== Input rows ==
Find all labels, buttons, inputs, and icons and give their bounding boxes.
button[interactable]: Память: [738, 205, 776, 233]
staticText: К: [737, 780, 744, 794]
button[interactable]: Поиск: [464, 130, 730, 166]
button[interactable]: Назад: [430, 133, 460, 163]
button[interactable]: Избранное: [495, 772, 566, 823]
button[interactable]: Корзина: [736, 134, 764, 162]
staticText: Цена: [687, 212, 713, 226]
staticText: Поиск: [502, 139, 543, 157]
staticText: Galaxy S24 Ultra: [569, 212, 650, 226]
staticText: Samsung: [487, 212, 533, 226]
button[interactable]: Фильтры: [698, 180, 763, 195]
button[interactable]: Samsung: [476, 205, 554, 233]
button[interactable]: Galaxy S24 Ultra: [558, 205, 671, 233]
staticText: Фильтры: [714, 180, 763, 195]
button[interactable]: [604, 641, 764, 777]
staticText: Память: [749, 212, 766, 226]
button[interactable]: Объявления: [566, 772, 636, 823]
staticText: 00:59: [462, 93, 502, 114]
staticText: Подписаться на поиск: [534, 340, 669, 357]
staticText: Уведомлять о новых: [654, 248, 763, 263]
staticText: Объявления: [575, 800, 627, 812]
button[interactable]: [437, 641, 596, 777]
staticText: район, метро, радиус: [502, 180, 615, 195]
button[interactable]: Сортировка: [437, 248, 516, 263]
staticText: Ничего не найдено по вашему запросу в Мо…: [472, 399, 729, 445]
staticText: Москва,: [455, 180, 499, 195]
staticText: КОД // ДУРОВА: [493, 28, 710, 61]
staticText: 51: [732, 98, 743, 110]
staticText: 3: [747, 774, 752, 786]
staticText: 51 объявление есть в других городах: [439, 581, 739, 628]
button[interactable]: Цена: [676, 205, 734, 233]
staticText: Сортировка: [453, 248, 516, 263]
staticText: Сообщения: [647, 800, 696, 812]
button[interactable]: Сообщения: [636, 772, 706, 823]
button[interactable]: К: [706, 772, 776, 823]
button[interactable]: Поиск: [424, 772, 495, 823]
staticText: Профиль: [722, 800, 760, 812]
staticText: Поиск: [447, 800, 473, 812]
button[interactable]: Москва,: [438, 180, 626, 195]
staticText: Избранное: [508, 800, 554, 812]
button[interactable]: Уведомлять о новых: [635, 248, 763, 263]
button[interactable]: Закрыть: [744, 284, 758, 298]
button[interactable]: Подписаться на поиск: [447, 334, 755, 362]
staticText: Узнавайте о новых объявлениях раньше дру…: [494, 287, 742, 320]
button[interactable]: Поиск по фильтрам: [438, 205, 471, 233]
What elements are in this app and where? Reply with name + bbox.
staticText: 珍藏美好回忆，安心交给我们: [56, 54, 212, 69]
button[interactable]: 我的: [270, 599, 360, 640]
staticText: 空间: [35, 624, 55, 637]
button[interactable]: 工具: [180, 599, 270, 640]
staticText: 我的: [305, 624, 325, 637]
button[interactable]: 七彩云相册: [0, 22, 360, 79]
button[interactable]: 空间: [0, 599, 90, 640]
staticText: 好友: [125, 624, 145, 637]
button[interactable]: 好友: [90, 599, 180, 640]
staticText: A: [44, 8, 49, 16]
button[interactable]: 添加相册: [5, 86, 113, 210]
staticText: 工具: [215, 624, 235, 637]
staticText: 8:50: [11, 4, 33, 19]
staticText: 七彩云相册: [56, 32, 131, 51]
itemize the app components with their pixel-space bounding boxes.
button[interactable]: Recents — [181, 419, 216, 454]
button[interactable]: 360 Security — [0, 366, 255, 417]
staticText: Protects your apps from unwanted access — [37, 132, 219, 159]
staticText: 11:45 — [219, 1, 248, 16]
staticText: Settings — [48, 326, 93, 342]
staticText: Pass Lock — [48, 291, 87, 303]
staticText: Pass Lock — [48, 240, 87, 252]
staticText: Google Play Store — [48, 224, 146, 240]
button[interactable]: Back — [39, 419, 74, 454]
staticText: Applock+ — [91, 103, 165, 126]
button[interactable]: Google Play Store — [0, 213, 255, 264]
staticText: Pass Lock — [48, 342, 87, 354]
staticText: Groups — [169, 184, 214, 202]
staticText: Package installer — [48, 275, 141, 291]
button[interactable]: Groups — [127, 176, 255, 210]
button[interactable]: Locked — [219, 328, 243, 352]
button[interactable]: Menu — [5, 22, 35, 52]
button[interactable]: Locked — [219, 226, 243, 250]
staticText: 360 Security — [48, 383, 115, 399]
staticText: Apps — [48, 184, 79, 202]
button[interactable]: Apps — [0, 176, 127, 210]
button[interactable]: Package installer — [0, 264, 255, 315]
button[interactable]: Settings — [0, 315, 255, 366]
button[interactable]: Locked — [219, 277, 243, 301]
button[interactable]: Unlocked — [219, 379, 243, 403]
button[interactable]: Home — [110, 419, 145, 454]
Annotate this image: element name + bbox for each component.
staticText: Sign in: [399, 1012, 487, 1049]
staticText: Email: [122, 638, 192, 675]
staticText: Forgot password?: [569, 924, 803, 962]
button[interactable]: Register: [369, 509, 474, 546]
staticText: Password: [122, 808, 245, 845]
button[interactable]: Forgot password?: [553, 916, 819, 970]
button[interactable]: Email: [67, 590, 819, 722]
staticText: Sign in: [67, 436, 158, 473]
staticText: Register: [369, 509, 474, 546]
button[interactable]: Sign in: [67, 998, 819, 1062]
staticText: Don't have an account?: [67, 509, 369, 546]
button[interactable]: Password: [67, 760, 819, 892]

== Exercise description ==
Reproduce every line of the data above verbatim, from the first line to the last.

== Written solution ==
Find all labels, buttons, inputs, and icons and give their bounding boxes.
button[interactable]: Память: [738, 205, 776, 233]
staticText: К: [737, 780, 744, 794]
button[interactable]: Поиск: [464, 130, 730, 166]
button[interactable]: Назад: [430, 133, 460, 163]
button[interactable]: Избранное: [495, 772, 566, 823]
button[interactable]: Корзина: [736, 134, 764, 162]
staticText: Цена: [687, 212, 713, 226]
staticText: Поиск: [502, 139, 543, 157]
staticText: Galaxy S24 Ultra: [569, 212, 650, 226]
staticText: Samsung: [487, 212, 533, 226]
button[interactable]: Фильтры: [698, 180, 763, 195]
button[interactable]: Samsung: [476, 205, 554, 233]
button[interactable]: Galaxy S24 Ultra: [558, 205, 671, 233]
staticText: Фильтры: [714, 180, 763, 195]
button[interactable]: [604, 641, 764, 777]
staticText: Память: [749, 212, 766, 226]
button[interactable]: Объявления: [566, 772, 636, 823]
staticText: 00:59: [462, 93, 502, 114]
staticText: Подписаться на поиск: [534, 340, 669, 357]
staticText: Уведомлять о новых: [654, 248, 763, 263]
staticText: Объявления: [575, 800, 627, 812]
button[interactable]: [437, 641, 596, 777]
staticText: район, метро, радиус: [502, 180, 615, 195]
button[interactable]: Сортировка: [437, 248, 516, 263]
staticText: Ничего не найдено по вашему запросу в Мо…: [472, 399, 729, 445]
staticText: Москва,: [455, 180, 499, 195]
staticText: КОД // ДУРОВА: [493, 28, 710, 61]
staticText: 51: [732, 98, 743, 110]
staticText: 3: [747, 774, 752, 786]
staticText: 51 объявление есть в других городах: [439, 581, 739, 628]
button[interactable]: Цена: [676, 205, 734, 233]
staticText: Сортировка: [453, 248, 516, 263]
staticText: Сообщения: [647, 800, 696, 812]
button[interactable]: Сообщения: [636, 772, 706, 823]
button[interactable]: К: [706, 772, 776, 823]
button[interactable]: Поиск: [424, 772, 495, 823]
staticText: Профиль: [722, 800, 760, 812]
staticText: Поиск: [447, 800, 473, 812]
button[interactable]: Москва,: [438, 180, 626, 195]
staticText: Избранное: [508, 800, 554, 812]
button[interactable]: Уведомлять о новых: [635, 248, 763, 263]
button[interactable]: Закрыть: [744, 284, 758, 298]
button[interactable]: Подписаться на поиск: [447, 334, 755, 362]
staticText: Узнавайте о новых объявлениях раньше дру…: [494, 287, 742, 320]
button[interactable]: Поиск по фильтрам: [438, 205, 471, 233]
What elements are in this app and where? Reply with name + bbox.
staticText: 珍藏美好回忆，安心交给我们: [56, 54, 212, 69]
button[interactable]: 我的: [270, 599, 360, 640]
staticText: 空间: [35, 624, 55, 637]
button[interactable]: 工具: [180, 599, 270, 640]
staticText: 我的: [305, 624, 325, 637]
button[interactable]: 七彩云相册: [0, 22, 360, 79]
button[interactable]: 空间: [0, 599, 90, 640]
staticText: 好友: [125, 624, 145, 637]
button[interactable]: 好友: [90, 599, 180, 640]
staticText: A: [44, 8, 49, 16]
button[interactable]: 添加相册: [5, 86, 113, 210]
staticText: 工具: [215, 624, 235, 637]
staticText: 8:50: [11, 4, 33, 19]
staticText: 七彩云相册: [56, 32, 131, 51]
itemize the app components with their pixel-space bounding boxes.
button[interactable]: Recents — [181, 419, 216, 454]
button[interactable]: 360 Security — [0, 366, 255, 417]
staticText: Protects your apps from unwanted access — [37, 132, 219, 159]
staticText: 11:45 — [219, 1, 248, 16]
staticText: Settings — [48, 326, 93, 342]
staticText: Pass Lock — [48, 291, 87, 303]
staticText: Pass Lock — [48, 240, 87, 252]
staticText: Google Play Store — [48, 224, 146, 240]
button[interactable]: Back — [39, 419, 74, 454]
staticText: Applock+ — [91, 103, 165, 126]
button[interactable]: Google Play Store — [0, 213, 255, 264]
staticText: Pass Lock — [48, 342, 87, 354]
staticText: Groups — [169, 184, 214, 202]
staticText: Package installer — [48, 275, 141, 291]
button[interactable]: Groups — [127, 176, 255, 210]
button[interactable]: Locked — [219, 328, 243, 352]
button[interactable]: Menu — [5, 22, 35, 52]
button[interactable]: Locked — [219, 226, 243, 250]
staticText: 360 Security — [48, 383, 115, 399]
staticText: Apps — [48, 184, 79, 202]
button[interactable]: Apps — [0, 176, 127, 210]
button[interactable]: Package installer — [0, 264, 255, 315]
button[interactable]: Settings — [0, 315, 255, 366]
button[interactable]: Locked — [219, 277, 243, 301]
button[interactable]: Unlocked — [219, 379, 243, 403]
button[interactable]: Home — [110, 419, 145, 454]
Annotate this image: element name + bbox for each component.
staticText: Sign in: [399, 1012, 487, 1049]
staticText: Email: [122, 638, 192, 675]
staticText: Forgot password?: [569, 924, 803, 962]
button[interactable]: Register: [369, 509, 474, 546]
staticText: Password: [122, 808, 245, 845]
button[interactable]: Forgot password?: [553, 916, 819, 970]
button[interactable]: Email: [67, 590, 819, 722]
staticText: Sign in: [67, 436, 158, 473]
staticText: Register: [369, 509, 474, 546]
button[interactable]: Sign in: [67, 998, 819, 1062]
staticText: Don't have an account?: [67, 509, 369, 546]
button[interactable]: Password: [67, 760, 819, 892]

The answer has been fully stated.